_Passage shown:_
Shepherdstown, Va. – July, 1860 – Drumbeats By Jim Surkamp

1638 words

https://web.archive.org/web/20190710014746/https://civilwarscholars.com/2011/06/shepherdstown-va-july-1860-drumbeats/

This is an account of Census-taker Joseph Coyle making his way around Shepherdstown in July, 1860, using the record of the Census to chart his course. It is interspersed with reports in the town newspaper, “The Register,” reflecting the rising anxiety and fear of future divisive conflicts, in the wake of the John Brown Raid. DeWitt Clinton Gallaher writes of growing up in Shepherdstown. His family moved and he was a student at Waynesboro Academy in Pennsylvania in 1860.-ED

Caught Between “A Rock” of the John Brown Raid and “A Hard-Place” of the Upcoming Presidential Election

On July 24, 1860, Census-taker Joseph O. Coyle kept going down Washington Street in Shepherdstown as a strong, dry wind pushed.

_Given data:_
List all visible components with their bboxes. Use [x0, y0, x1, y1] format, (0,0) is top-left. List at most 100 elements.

_Problems and tasks:_
1) Summarize the Shepherdstown account in two sentences.
2) Carry the Shepherdstown account forward from its final sentence, keeping to the same tone.

_Answers:_
1) The account follows Census-taker Joseph O. Coyle as he made his way around Shepherdstown in July 1860, using the Census record to chart his course, and on July 24 he kept going down Washington Street as a strong, dry wind pushed. It is interspersed with reports from the town newspaper, "The Register," that reflect rising anxiety and fear of future divisive conflicts after the John Brown Raid, along with DeWitt Clinton Gallaher's writing about growing up in Shepherdstown.

2)
He counted the Cookuses, a butcher family: John H., 29; Ann, 31; John, 6; Eliza, 4; Mary Ida, 2; and Michael Cookus, 57, who owned the place. Then, Blacksmith John Snyder; his wife, Josephine; their three girls and son. Then, Plasterer Tom Fawcett, his place and family of five. Then, Coach Trimmer David Conner with his wife, Josephine, their 20-year-old-son, Newton, who was a boatman.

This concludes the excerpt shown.